»»

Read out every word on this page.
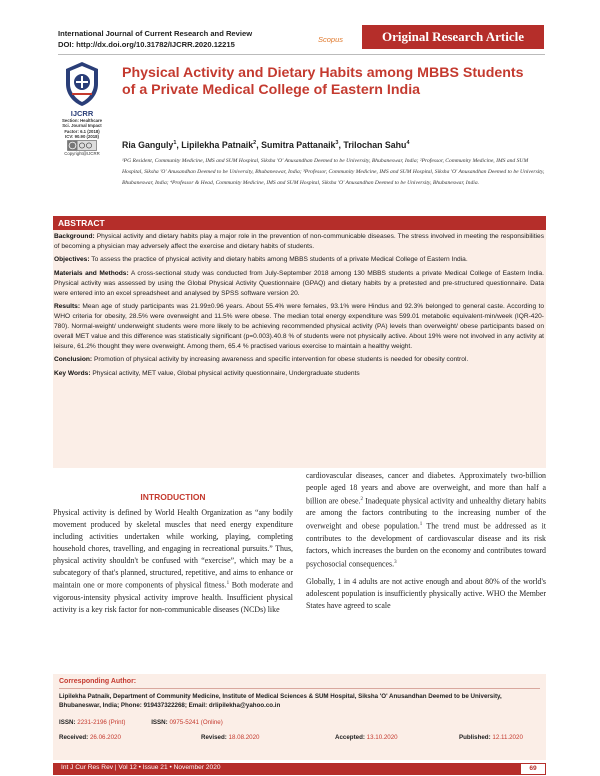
International Journal of Current Research and Review
DOI: http://dx.doi.org/10.31782/IJCRR.2020.12215
Scopus	Original Research Article
IJCRR
Section: Healthcare
Sci. Journal Impact
Factor: 6.1 (2018)
ICV: 90.90 (2018)
Copyright@IJCRR
Physical Activity and Dietary Habits among MBBS Students of a Private Medical College of Eastern India
Ria Ganguly$^1$, Lipilekha Patnaik$^2$, Sumitra Pattanaik$^3$, Trilochan Sahu$^4$
¹PG Resident, Community Medicine, IMS and SUM Hospital, Siksha 'O' Anusandhan Deemed to be University, Bhubaneswar, India; ²Professor, Community Medicine, IMS and SUM Hospital, Siksha 'O' Anusandhan Deemed to be University, Bhubaneswar, India; ³Professor, Community Medicine, IMS and SUM Hospital, Siksha 'O' Anusandhan Deemed to be University, Bhubaneswar, India; ⁴Professor & Head, Community Medicine, IMS and SUM Hospital, Siksha 'O' Anusandhan Deemed to be University, Bhubaneswar, India.
ABSTRACT

Background: Physical activity and dietary habits play a major role in the prevention of non-communicable diseases. The stress involved in meeting the responsibilities of becoming a physician may adversely affect the exercise and dietary habits of students.

Objectives: To assess the practice of physical activity and dietary habits among MBBS students of a private Medical College of Eastern India.

Materials and Methods: A cross-sectional study was conducted from July-September 2018 among 130 MBBS students a private Medical College of Eastern India. Physical activity was assessed by using the Global Physical Activity Questionnaire (GPAQ) and dietary habits by a pretested and pre-structured questionnaire. Data were entered into an excel spreadsheet and analysed by SPSS software version 20.

Results: Mean age of study participants was 21.99±0.96 years. About 55.4% were females, 93.1% were Hindus and 92.3% belonged to general caste. According to WHO criteria for obesity, 28.5% were overweight and 11.5% were obese. The median total energy expenditure was 599.01 metabolic equivalent-min/week (IQR-420-780). Normal-weight/ underweight students were more likely to be achieving recommended physical activity (PA) levels than overweight/ obese participants based on overall MET value and this difference was statistically significant (p=0.003).40.8 % of students were not physically active. About 19% were not involved in any activity at leisure, 61.2% thought they were overweight. Among them, 65.4 % practised various exercise to maintain a healthy weight.

Conclusion: Promotion of physical activity by increasing awareness and specific intervention for obese students is needed for obesity control.

Key Words: Physical activity, MET value, Global physical activity questionnaire, Undergraduate students

INTRODUCTION

Physical activity is defined by World Health Organization as “any bodily movement produced by skeletal muscles that need energy expenditure including activities undertaken while working, playing, completing household chores, travelling, and engaging in recreational pursuits.” Thus, physical activity shouldn't be confused with “exercise”, which may be a subcategory of that's planned, structured, repetitive, and aims to enhance or maintain one or more components of physical fitness.$^1$ Both moderate and vigorous-intensity physical activity improve health. Insufficient physical activity is a key risk factor for non-communicable diseases (NCDs) like

cardiovascular diseases, cancer and diabetes. Approximately two-billion people aged 18 years and above are overweight, and more than half a billion are obese.$^2$ Inadequate physical activity and unhealthy dietary habits are among the factors contributing to the increasing number of the overweight and obese population.$^1$ The trend must be addressed as it contributes to the development of cardiovascular disease and its risk factors, which increases the burden on the economy and contributes toward psychosocial consequences.$^3$

Globally, 1 in 4 adults are not active enough and about 80% of the world's adolescent population is insufficiently physically active. WHO the Member States have agreed to scale

Corresponding Author:
Lipilekha Patnaik, Department of Community Medicine, Institute of Medical Sciences & SUM Hospital, Siksha 'O' Anusandhan Deemed to be University, Bhubaneswar, India; Phone: 919437322268; Email: drlipilekha@yahoo.co.in
ISSN: 2231-2196 (Print)	ISSN: 0975-5241 (Online)
Received: 26.06.2020	Revised: 18.08.2020	Accepted: 13.10.2020	Published: 12.11.2020
Int J Cur Res Rev | Vol 12 • Issue 21 • November 2020	69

««

**What is being asked:**
The records above need to be given again exactly. Omit the pictures.

**The answer:**
Read out every word on this page.
International Journal of Current Research and Review
DOI: http://dx.doi.org/10.31782/IJCRR.2020.12215
Scopus	Original Research Article
IJCRR
Section: Healthcare
Sci. Journal Impact
Factor: 6.1 (2018)
ICV: 90.90 (2018)
Copyright@IJCRR
Physical Activity and Dietary Habits among MBBS Students of a Private Medical College of Eastern India
Ria Ganguly$^1$, Lipilekha Patnaik$^2$, Sumitra Pattanaik$^3$, Trilochan Sahu$^4$
¹PG Resident, Community Medicine, IMS and SUM Hospital, Siksha 'O' Anusandhan Deemed to be University, Bhubaneswar, India; ²Professor, Community Medicine, IMS and SUM Hospital, Siksha 'O' Anusandhan Deemed to be University, Bhubaneswar, India; ³Professor, Community Medicine, IMS and SUM Hospital, Siksha 'O' Anusandhan Deemed to be University, Bhubaneswar, India; ⁴Professor & Head, Community Medicine, IMS and SUM Hospital, Siksha 'O' Anusandhan Deemed to be University, Bhubaneswar, India.
ABSTRACT

Background: Physical activity and dietary habits play a major role in the prevention of non-communicable diseases. The stress involved in meeting the responsibilities of becoming a physician may adversely affect the exercise and dietary habits of students.

Objectives: To assess the practice of physical activity and dietary habits among MBBS students of a private Medical College of Eastern India.

Materials and Methods: A cross-sectional study was conducted from July-September 2018 among 130 MBBS students a private Medical College of Eastern India. Physical activity was assessed by using the Global Physical Activity Questionnaire (GPAQ) and dietary habits by a pretested and pre-structured questionnaire. Data were entered into an excel spreadsheet and analysed by SPSS software version 20.

Results: Mean age of study participants was 21.99±0.96 years. About 55.4% were females, 93.1% were Hindus and 92.3% belonged to general caste. According to WHO criteria for obesity, 28.5% were overweight and 11.5% were obese. The median total energy expenditure was 599.01 metabolic equivalent-min/week (IQR-420-780). Normal-weight/ underweight students were more likely to be achieving recommended physical activity (PA) levels than overweight/ obese participants based on overall MET value and this difference was statistically significant (p=0.003).40.8 % of students were not physically active. About 19% were not involved in any activity at leisure, 61.2% thought they were overweight. Among them, 65.4 % practised various exercise to maintain a healthy weight.

Conclusion: Promotion of physical activity by increasing awareness and specific intervention for obese students is needed for obesity control.

Key Words: Physical activity, MET value, Global physical activity questionnaire, Undergraduate students

INTRODUCTION

Physical activity is defined by World Health Organization as “any bodily movement produced by skeletal muscles that need energy expenditure including activities undertaken while working, playing, completing household chores, travelling, and engaging in recreational pursuits.” Thus, physical activity shouldn't be confused with “exercise”, which may be a subcategory of that's planned, structured, repetitive, and aims to enhance or maintain one or more components of physical fitness.$^1$ Both moderate and vigorous-intensity physical activity improve health. Insufficient physical activity is a key risk factor for non-communicable diseases (NCDs) like

cardiovascular diseases, cancer and diabetes. Approximately two-billion people aged 18 years and above are overweight, and more than half a billion are obese.$^2$ Inadequate physical activity and unhealthy dietary habits are among the factors contributing to the increasing number of the overweight and obese population.$^1$ The trend must be addressed as it contributes to the development of cardiovascular disease and its risk factors, which increases the burden on the economy and contributes toward psychosocial consequences.$^3$

Globally, 1 in 4 adults are not active enough and about 80% of the world's adolescent population is insufficiently physically active. WHO the Member States have agreed to scale

Corresponding Author:
Lipilekha Patnaik, Department of Community Medicine, Institute of Medical Sciences & SUM Hospital, Siksha 'O' Anusandhan Deemed to be University, Bhubaneswar, India; Phone: 919437322268; Email: drlipilekha@yahoo.co.in
ISSN: 2231-2196 (Print)	ISSN: 0975-5241 (Online)
Received: 26.06.2020	Revised: 18.08.2020	Accepted: 13.10.2020	Published: 12.11.2020
Int J Cur Res Rev | Vol 12 • Issue 21 • November 2020	69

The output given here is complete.